— Page —
━━━━━━

Le CIR peut, ensuite, faire l’objet de deux utilisations (BOFIP n° BOI-BIC-RICI-10-10-50 du 13/07/2021). Il peut, d’abord, être imputé sur l'impôt dû par l'entreprise au titre de l'année au cours de laquelle les dépenses de recherche ont été exposées, après prise en compte des prélèvements non libératoires et autres crédits d'impôt. Lorsque l'exercice ne coïncide pas avec l'année civile, l'imputation se fait sur l'impôt dû au titre de l'exercice clos au cours de l'année suivante. Le crédit excédentaire non imputé constitue une créance sur l'État (non imposable) qui peut être utilisée pour le paiement de l'impôt sur les bénéfices du au titre des trois années suivant celle au titre de laquelle elle est constatée. La fraction non utilisée à l'expiration de cette période est remboursée.

━━━━━━

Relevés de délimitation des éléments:
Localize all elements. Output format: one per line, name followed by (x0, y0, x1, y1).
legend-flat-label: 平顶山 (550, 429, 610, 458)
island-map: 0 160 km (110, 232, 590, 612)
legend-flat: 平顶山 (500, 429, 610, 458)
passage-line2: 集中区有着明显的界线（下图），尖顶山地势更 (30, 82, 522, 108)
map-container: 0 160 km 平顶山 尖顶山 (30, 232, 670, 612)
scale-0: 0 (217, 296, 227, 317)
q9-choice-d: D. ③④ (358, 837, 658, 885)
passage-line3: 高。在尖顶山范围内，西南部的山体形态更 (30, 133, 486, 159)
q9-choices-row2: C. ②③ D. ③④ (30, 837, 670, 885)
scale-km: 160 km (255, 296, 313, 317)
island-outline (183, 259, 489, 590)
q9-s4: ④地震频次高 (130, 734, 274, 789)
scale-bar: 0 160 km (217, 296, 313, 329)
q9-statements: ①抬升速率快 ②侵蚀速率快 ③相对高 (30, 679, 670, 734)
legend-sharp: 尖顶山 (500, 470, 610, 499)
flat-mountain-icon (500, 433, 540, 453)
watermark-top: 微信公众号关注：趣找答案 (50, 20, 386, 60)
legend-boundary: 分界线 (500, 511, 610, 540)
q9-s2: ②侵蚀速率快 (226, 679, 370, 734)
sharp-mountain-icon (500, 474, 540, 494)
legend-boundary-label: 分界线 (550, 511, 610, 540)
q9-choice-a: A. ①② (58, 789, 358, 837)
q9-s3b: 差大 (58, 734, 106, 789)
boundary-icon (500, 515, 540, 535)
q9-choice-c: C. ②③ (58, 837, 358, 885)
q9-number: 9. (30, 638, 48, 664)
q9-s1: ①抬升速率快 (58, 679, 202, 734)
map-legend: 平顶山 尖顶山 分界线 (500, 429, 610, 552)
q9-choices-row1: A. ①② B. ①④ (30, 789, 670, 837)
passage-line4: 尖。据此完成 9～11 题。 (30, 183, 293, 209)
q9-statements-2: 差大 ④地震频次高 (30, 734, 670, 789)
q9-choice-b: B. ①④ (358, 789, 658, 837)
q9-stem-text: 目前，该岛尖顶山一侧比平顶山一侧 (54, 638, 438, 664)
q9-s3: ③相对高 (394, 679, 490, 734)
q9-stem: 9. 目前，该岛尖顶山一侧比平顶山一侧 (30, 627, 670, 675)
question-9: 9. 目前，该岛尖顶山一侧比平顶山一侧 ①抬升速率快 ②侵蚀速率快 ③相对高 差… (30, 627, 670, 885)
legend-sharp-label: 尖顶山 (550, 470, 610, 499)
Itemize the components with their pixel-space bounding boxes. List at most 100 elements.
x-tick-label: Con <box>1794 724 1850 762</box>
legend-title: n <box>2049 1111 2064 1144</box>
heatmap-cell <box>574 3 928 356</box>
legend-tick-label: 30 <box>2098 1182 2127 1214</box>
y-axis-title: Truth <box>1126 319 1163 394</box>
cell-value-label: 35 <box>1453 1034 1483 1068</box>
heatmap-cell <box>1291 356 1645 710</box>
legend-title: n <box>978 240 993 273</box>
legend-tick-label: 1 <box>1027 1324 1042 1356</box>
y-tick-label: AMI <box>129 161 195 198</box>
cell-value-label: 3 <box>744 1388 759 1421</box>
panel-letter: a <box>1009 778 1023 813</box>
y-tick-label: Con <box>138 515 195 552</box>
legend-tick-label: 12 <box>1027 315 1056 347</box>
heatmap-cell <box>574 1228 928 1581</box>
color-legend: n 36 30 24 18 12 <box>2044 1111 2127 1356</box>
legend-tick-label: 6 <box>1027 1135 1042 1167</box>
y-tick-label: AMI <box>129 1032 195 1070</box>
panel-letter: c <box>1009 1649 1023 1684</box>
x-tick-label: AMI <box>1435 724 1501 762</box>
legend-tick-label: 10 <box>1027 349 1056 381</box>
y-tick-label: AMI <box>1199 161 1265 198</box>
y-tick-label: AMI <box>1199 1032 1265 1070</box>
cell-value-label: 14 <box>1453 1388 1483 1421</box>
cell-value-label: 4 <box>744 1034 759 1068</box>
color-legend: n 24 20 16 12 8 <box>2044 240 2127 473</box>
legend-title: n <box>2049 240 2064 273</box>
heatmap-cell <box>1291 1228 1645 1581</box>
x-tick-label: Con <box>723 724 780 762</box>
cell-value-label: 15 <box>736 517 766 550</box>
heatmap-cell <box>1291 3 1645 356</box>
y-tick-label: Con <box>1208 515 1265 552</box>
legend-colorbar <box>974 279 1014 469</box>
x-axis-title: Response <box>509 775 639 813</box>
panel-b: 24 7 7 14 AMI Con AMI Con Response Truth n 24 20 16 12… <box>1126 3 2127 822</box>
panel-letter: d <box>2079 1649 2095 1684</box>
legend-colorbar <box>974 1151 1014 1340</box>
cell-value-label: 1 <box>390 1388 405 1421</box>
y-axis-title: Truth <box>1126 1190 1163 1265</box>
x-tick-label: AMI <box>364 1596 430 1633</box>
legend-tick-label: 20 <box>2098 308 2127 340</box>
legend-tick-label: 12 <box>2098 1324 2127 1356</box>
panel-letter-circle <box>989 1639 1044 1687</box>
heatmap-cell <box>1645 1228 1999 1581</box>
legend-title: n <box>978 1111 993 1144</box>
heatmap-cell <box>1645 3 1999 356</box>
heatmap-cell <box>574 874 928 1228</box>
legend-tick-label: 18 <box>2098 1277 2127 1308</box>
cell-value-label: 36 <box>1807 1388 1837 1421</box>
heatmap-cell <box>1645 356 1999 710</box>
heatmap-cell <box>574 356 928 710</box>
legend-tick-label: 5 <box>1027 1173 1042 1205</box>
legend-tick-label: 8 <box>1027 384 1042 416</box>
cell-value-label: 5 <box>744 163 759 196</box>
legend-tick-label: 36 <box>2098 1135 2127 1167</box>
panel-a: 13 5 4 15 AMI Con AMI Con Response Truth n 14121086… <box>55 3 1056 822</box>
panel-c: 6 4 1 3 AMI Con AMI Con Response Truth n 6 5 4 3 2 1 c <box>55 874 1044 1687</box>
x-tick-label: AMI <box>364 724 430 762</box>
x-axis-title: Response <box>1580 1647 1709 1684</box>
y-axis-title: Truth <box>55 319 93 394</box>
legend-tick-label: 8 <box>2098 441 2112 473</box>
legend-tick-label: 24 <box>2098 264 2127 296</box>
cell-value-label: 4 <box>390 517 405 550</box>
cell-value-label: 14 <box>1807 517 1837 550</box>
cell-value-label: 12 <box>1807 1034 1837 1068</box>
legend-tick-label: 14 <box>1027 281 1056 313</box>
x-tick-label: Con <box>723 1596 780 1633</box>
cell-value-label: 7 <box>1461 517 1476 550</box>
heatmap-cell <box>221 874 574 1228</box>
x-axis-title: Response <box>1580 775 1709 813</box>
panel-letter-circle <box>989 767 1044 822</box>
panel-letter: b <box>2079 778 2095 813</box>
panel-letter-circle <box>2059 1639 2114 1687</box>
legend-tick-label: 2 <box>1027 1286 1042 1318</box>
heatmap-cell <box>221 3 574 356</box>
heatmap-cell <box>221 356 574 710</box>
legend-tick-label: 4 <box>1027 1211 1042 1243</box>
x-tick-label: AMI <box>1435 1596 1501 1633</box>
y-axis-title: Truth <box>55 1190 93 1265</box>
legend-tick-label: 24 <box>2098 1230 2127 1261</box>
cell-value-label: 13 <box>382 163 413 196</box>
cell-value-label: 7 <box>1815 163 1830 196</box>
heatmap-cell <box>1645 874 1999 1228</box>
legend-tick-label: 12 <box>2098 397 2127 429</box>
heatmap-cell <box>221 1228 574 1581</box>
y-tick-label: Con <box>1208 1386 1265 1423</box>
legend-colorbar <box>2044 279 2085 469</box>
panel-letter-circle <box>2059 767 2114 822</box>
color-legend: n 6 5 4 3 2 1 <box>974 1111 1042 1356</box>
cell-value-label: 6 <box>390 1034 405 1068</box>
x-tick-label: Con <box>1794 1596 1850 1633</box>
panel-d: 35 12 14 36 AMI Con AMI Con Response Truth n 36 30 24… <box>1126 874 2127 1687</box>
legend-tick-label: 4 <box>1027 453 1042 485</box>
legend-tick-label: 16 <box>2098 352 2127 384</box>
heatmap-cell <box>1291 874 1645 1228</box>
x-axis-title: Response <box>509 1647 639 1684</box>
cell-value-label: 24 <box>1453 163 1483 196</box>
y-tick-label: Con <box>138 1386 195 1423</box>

━━━━━━

— Travail demandé —
(1) D'après le passage sur le CIR, énumérez les destinations successives que peut connaître ce crédit, de sa première imputation jusqu'à son sort final.
(2) Rédigez la suite du passage sur le CIR à partir de l'endroit où il s'arrête.

— Réponses attendues —
(1)
- Imputation sur l'impôt dû par l'entreprise au titre de l'année au cours de laquelle les dépenses de recherche ont été exposées, après prise en compte des prélèvements non libératoires et autres crédits d'impôt. Si l'exercice ne coïncide pas avec l'année civile, l'imputation porte sur l'impôt dû au titre de l'exercice clos au cours de l'année suivante.
- Créance sur l'État (non imposable), constituée par le crédit excédentaire non imputé et utilisable pour le paiement de l'impôt sur les bénéfices dû au titre des trois années suivant celle au titre de laquelle elle est constatée.
- Remboursement de la fraction non utilisée à l'expiration de cette période.

(2)
Certaines entreprises peuvent, toutefois, demander le remboursement immédiat de la créance : les PME au sens du droit de l’Union européenne (entreprises dont l’effectif salarié est inférieur à 250 personnes et dont le chiffre d’affaires annuel n’excède pas 50 millions d’euros ou dont le bilan annuel n’excède pas 43 millions d’euros), les entreprises nouvelles, les jeunes entreprises innovantes et les entreprises ayant fait l'objet d'une procédure de conciliation ou de sauvegarde, d'un redressement ou d'une liquidation judiciaire (que la créance soit née ou non avant l'ouverture de la procédure).

III – Le contrôle du CIR

Le CIR peut faire l’objet d’un contrôle de la part de deux administrations (BOFIP n° BOI-BIC-RICI-10-10-60 du 13/07/2021) : le ministère chargé de la recherche (A) et l’administration fiscale (B).

A – Le contrôle des agents du ministère chargé de la recherche

La réalité de l'affectation à la recherche des dépenses prises en compte pour la détermination du CIR peut, d’abord, être vérifiée par les agents du ministère chargé de la recherche. Leur intervention peut résulter soit d'une initiative de ce ministère, soit d'une demande de l'administration fiscale lorsque l'appréciation du caractère scientifique des travaux apparaît nécessaire dans le cadre d'un contrôle ou d'un contentieux fiscal.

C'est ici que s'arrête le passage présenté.